● Problem requirements:
Each entry that follows must be output without any deviation.

● Data in this exercise:
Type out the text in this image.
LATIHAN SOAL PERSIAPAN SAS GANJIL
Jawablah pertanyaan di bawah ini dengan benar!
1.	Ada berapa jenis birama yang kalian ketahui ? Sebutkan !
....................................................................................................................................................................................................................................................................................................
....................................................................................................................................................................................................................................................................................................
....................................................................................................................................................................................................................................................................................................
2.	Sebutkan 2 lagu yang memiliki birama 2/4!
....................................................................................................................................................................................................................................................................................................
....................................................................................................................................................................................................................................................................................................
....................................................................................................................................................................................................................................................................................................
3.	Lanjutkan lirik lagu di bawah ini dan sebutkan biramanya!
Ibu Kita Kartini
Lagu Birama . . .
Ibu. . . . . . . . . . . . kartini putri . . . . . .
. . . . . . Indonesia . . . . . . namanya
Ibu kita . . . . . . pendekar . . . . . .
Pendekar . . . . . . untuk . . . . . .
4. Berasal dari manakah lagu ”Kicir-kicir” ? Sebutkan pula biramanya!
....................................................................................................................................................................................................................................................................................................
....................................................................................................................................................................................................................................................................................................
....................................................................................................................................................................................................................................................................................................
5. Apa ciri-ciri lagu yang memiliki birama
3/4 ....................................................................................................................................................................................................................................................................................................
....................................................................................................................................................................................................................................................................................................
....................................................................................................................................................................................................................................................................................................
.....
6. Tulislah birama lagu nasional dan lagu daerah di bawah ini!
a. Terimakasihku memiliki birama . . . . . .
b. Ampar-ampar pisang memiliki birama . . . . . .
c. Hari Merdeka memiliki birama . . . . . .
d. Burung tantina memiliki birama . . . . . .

● Exercise solution:
Type out the text in this image.
LATIHAN SOAL PERSIAPAN SAS GANJIL
Jawablah pertanyaan di bawah ini dengan benar!
1.	Ada berapa jenis birama yang kalian ketahui ? Sebutkan !
....................................................................................................................................................................................................................................................................................................
....................................................................................................................................................................................................................................................................................................
....................................................................................................................................................................................................................................................................................................
2.	Sebutkan 2 lagu yang memiliki birama 2/4!
....................................................................................................................................................................................................................................................................................................
....................................................................................................................................................................................................................................................................................................
....................................................................................................................................................................................................................................................................................................
3.	Lanjutkan lirik lagu di bawah ini dan sebutkan biramanya!
Ibu Kita Kartini
Lagu Birama . . .
Ibu. . . . . . . . . . . . kartini putri . . . . . .
. . . . . . Indonesia . . . . . . namanya
Ibu kita . . . . . . pendekar . . . . . .
Pendekar . . . . . . untuk . . . . . .
4. Berasal dari manakah lagu ”Kicir-kicir” ? Sebutkan pula biramanya!
....................................................................................................................................................................................................................................................................................................
....................................................................................................................................................................................................................................................................................................
....................................................................................................................................................................................................................................................................................................
5. Apa ciri-ciri lagu yang memiliki birama
3/4 ....................................................................................................................................................................................................................................................................................................
....................................................................................................................................................................................................................................................................................................
....................................................................................................................................................................................................................................................................................................
.....
6. Tulislah birama lagu nasional dan lagu daerah di bawah ini!
a. Terimakasihku memiliki birama . . . . . .
b. Ampar-ampar pisang memiliki birama . . . . . .
c. Hari Merdeka memiliki birama . . . . . .
d. Burung tantina memiliki birama . . . . . .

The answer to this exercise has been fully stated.